* [AIM] Check each line for the word "unit" and give how many have it. Say nothing else.

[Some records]
•••••

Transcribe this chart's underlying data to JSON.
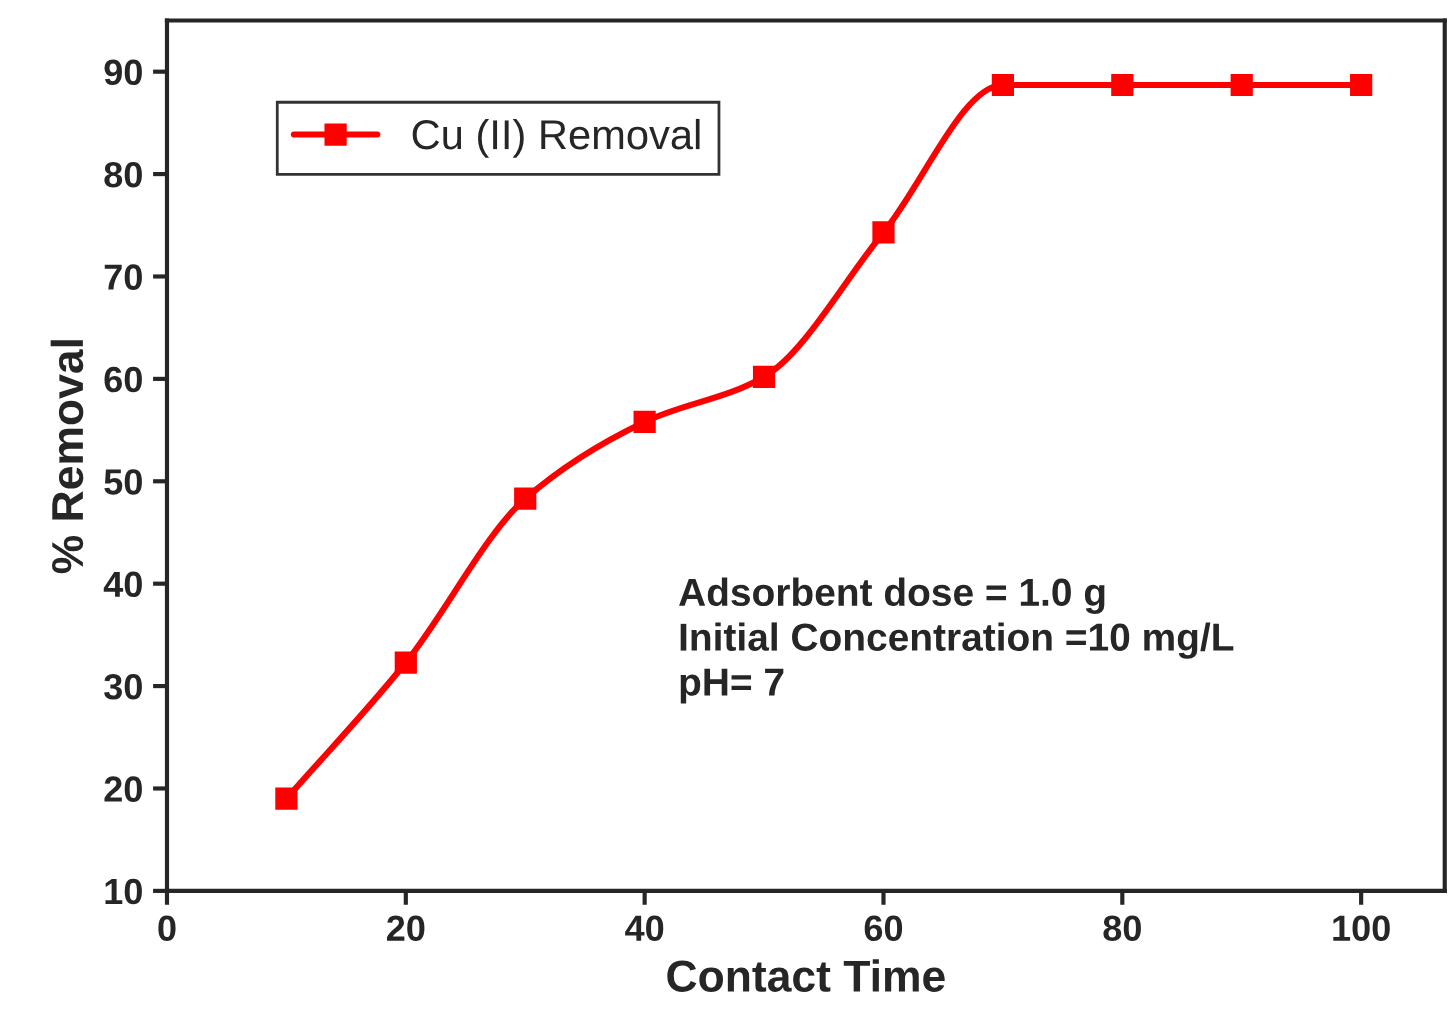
{
  "chart_data": {
    "type": "line",
    "xlabel": "Contact Time",
    "ylabel": "% Removal",
    "x": [
      10,
      20,
      30,
      40,
      50,
      60,
      70,
      80,
      90,
      100
    ],
    "series": [
      {
        "name": "Cu (II) Removal",
        "color": "#ff0000",
        "values": [
          19,
          32.3,
          48.3,
          55.8,
          60.2,
          74.3,
          88.7,
          88.7,
          88.7,
          88.7
        ]
      }
    ],
    "xlim": [
      0,
      107
    ],
    "ylim": [
      10,
      95
    ],
    "xticks": [
      0,
      20,
      40,
      60,
      80,
      100
    ],
    "yticks": [
      10,
      20,
      30,
      40,
      50,
      60,
      70,
      80,
      90
    ],
    "marker": "square",
    "line_style": "solid",
    "legend": "top left",
    "grid": false,
    "annotations": [
      "Adsorbent dose = 1.0 g",
      "Initial Concentration =10 mg/L",
      "pH= 7"
    ]
  }
}
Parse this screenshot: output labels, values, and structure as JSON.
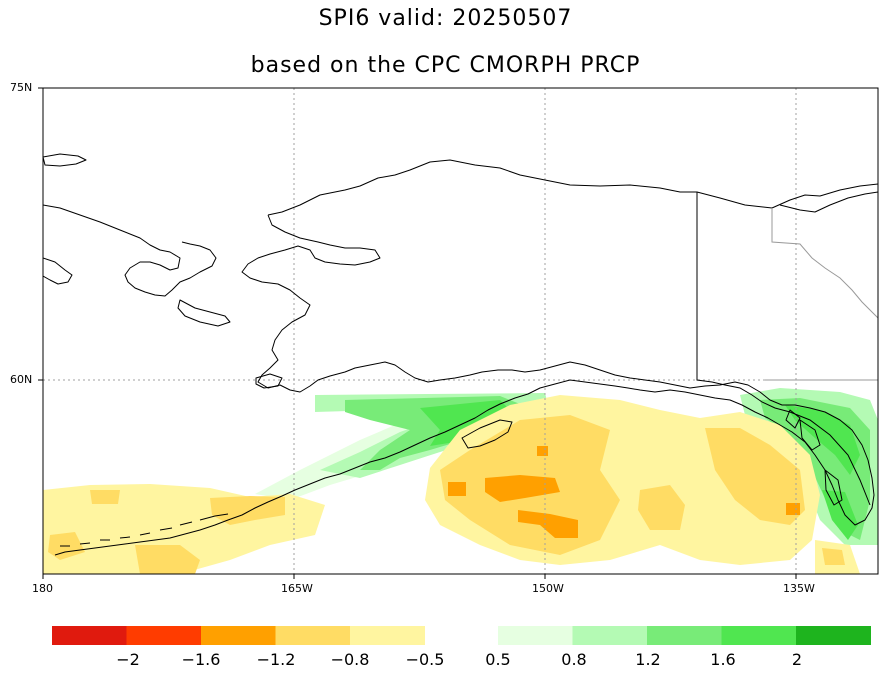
{
  "title": "SPI6  valid: 20250507",
  "subtitle": "based on the CPC CMORPH PRCP",
  "map": {
    "lat_labels": [
      "75N",
      "60N"
    ],
    "lon_labels": [
      "180",
      "165W",
      "150W",
      "135W"
    ],
    "gridlines": "dotted"
  },
  "colorbar": {
    "colors": {
      "c1": "#e01a0e",
      "c2": "#ff3c00",
      "c3": "#ffa000",
      "c4": "#ffdc64",
      "c5": "#fff5a0",
      "c6": "#e6ffe1",
      "c7": "#b4fab4",
      "c8": "#78eb78",
      "c9": "#50e650",
      "c10": "#1eb41e"
    },
    "dry_labels": [
      "−2",
      "−1.6",
      "−1.2",
      "−0.8",
      "−0.5"
    ],
    "wet_labels": [
      "0.5",
      "0.8",
      "1.2",
      "1.6",
      "2"
    ]
  }
}
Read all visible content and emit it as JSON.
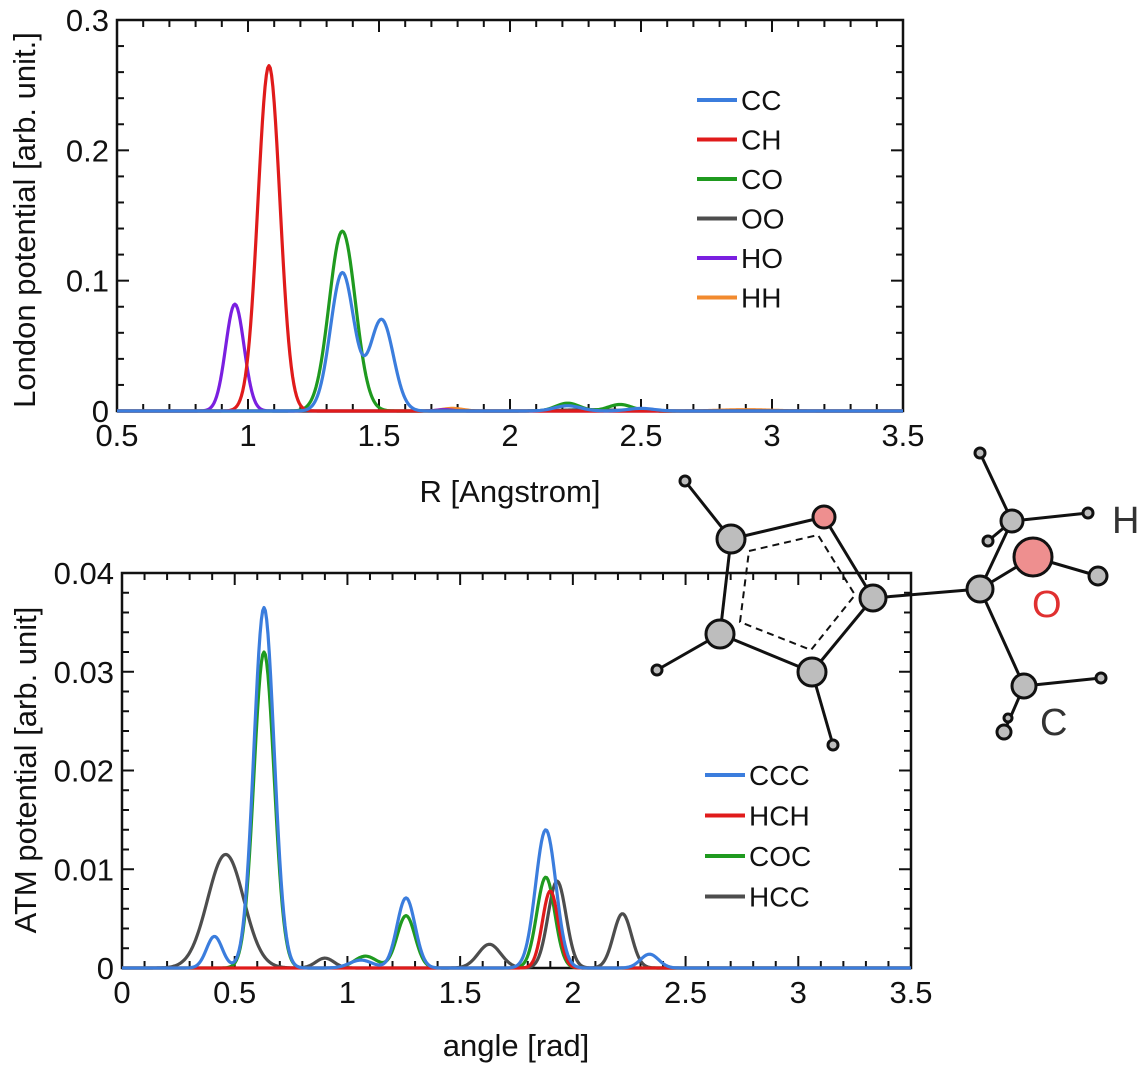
{
  "chart_data": [
    {
      "type": "line",
      "title": "",
      "xlabel": "R [Angstrom]",
      "ylabel": "London potential [arb. unit.]",
      "xlim": [
        0.5,
        3.5
      ],
      "ylim": [
        0,
        0.3
      ],
      "xticks": [
        "0.5",
        "1",
        "1.5",
        "2",
        "2.5",
        "3",
        "3.5"
      ],
      "yticks": [
        "0",
        "0.1",
        "0.2",
        "0.3"
      ],
      "legend": "top-right",
      "series": [
        {
          "name": "CC",
          "color": "#3b7ddd",
          "peaks": [
            [
              1.36,
              0.106,
              0.045
            ],
            [
              1.51,
              0.07,
              0.045
            ],
            [
              2.22,
              0.004,
              0.05
            ],
            [
              2.5,
              0.002,
              0.05
            ]
          ]
        },
        {
          "name": "CH",
          "color": "#e01b1b",
          "peaks": [
            [
              1.08,
              0.265,
              0.042
            ]
          ]
        },
        {
          "name": "CO",
          "color": "#1f9a1f",
          "peaks": [
            [
              1.36,
              0.138,
              0.05
            ],
            [
              2.22,
              0.006,
              0.045
            ],
            [
              2.42,
              0.005,
              0.045
            ]
          ]
        },
        {
          "name": "OO",
          "color": "#4d4d4d",
          "peaks": [
            [
              2.3,
              0.001,
              0.1
            ]
          ]
        },
        {
          "name": "HO",
          "color": "#7a1fe0",
          "peaks": [
            [
              0.95,
              0.082,
              0.035
            ],
            [
              1.75,
              0.001,
              0.03
            ]
          ]
        },
        {
          "name": "HH",
          "color": "#f28a2e",
          "peaks": [
            [
              1.78,
              0.002,
              0.04
            ],
            [
              2.9,
              0.001,
              0.1
            ]
          ]
        }
      ]
    },
    {
      "type": "line",
      "title": "",
      "xlabel": "angle [rad]",
      "ylabel": "ATM potential [arb. unit]",
      "xlim": [
        0,
        3.5
      ],
      "ylim": [
        0,
        0.04
      ],
      "xticks": [
        "0",
        "0.5",
        "1",
        "1.5",
        "2",
        "2.5",
        "3",
        "3.5"
      ],
      "yticks": [
        "0",
        "0.01",
        "0.02",
        "0.03",
        "0.04"
      ],
      "legend": "right",
      "series": [
        {
          "name": "CCC",
          "color": "#3b7ddd",
          "peaks": [
            [
              0.41,
              0.0032,
              0.035
            ],
            [
              0.63,
              0.0365,
              0.045
            ],
            [
              1.06,
              0.0008,
              0.05
            ],
            [
              1.26,
              0.0071,
              0.04
            ],
            [
              1.88,
              0.014,
              0.045
            ],
            [
              2.34,
              0.0014,
              0.04
            ]
          ]
        },
        {
          "name": "HCH",
          "color": "#e01b1b",
          "peaks": [
            [
              1.9,
              0.0078,
              0.035
            ]
          ]
        },
        {
          "name": "COC",
          "color": "#1f9a1f",
          "peaks": [
            [
              0.63,
              0.032,
              0.045
            ],
            [
              1.08,
              0.0012,
              0.05
            ],
            [
              1.26,
              0.0053,
              0.04
            ],
            [
              1.88,
              0.0092,
              0.04
            ]
          ]
        },
        {
          "name": "HCC",
          "color": "#4d4d4d",
          "peaks": [
            [
              0.46,
              0.0115,
              0.08
            ],
            [
              0.9,
              0.001,
              0.04
            ],
            [
              1.63,
              0.0024,
              0.05
            ],
            [
              1.93,
              0.0088,
              0.04
            ],
            [
              2.22,
              0.0055,
              0.04
            ]
          ]
        }
      ]
    }
  ],
  "molecule": {
    "labels": {
      "h": "H",
      "o": "O",
      "c": "C"
    },
    "colors": {
      "carbon": "#bdbdbd",
      "oxygen": "#ee8f8f",
      "bond": "#111111",
      "o_label": "#e03030",
      "label": "#333333"
    }
  }
}
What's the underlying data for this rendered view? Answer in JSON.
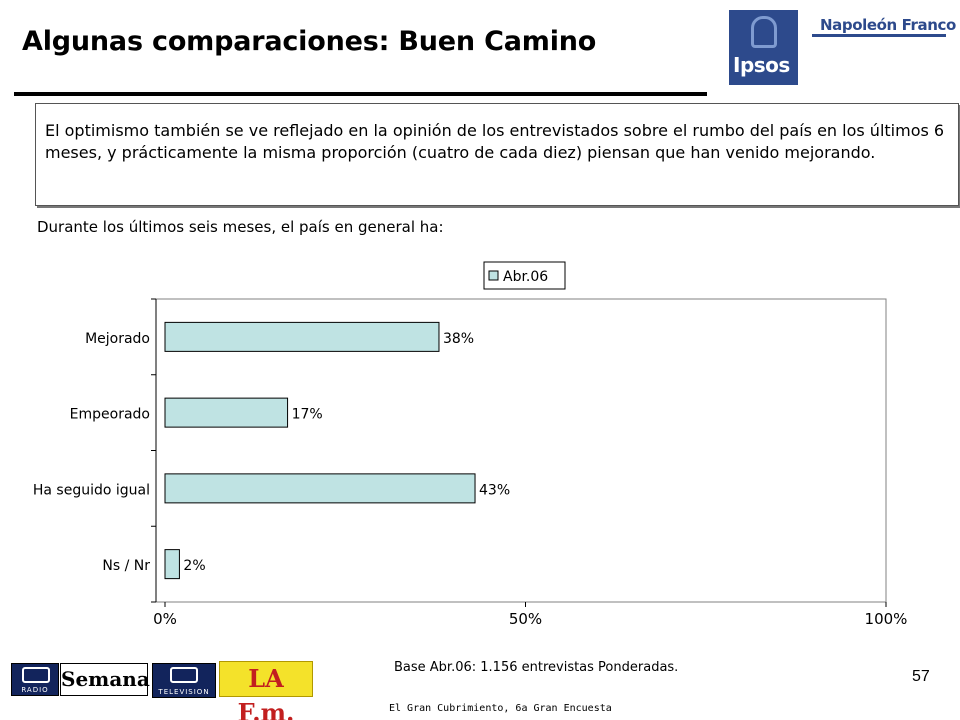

•••••

* [SOLUTION] 2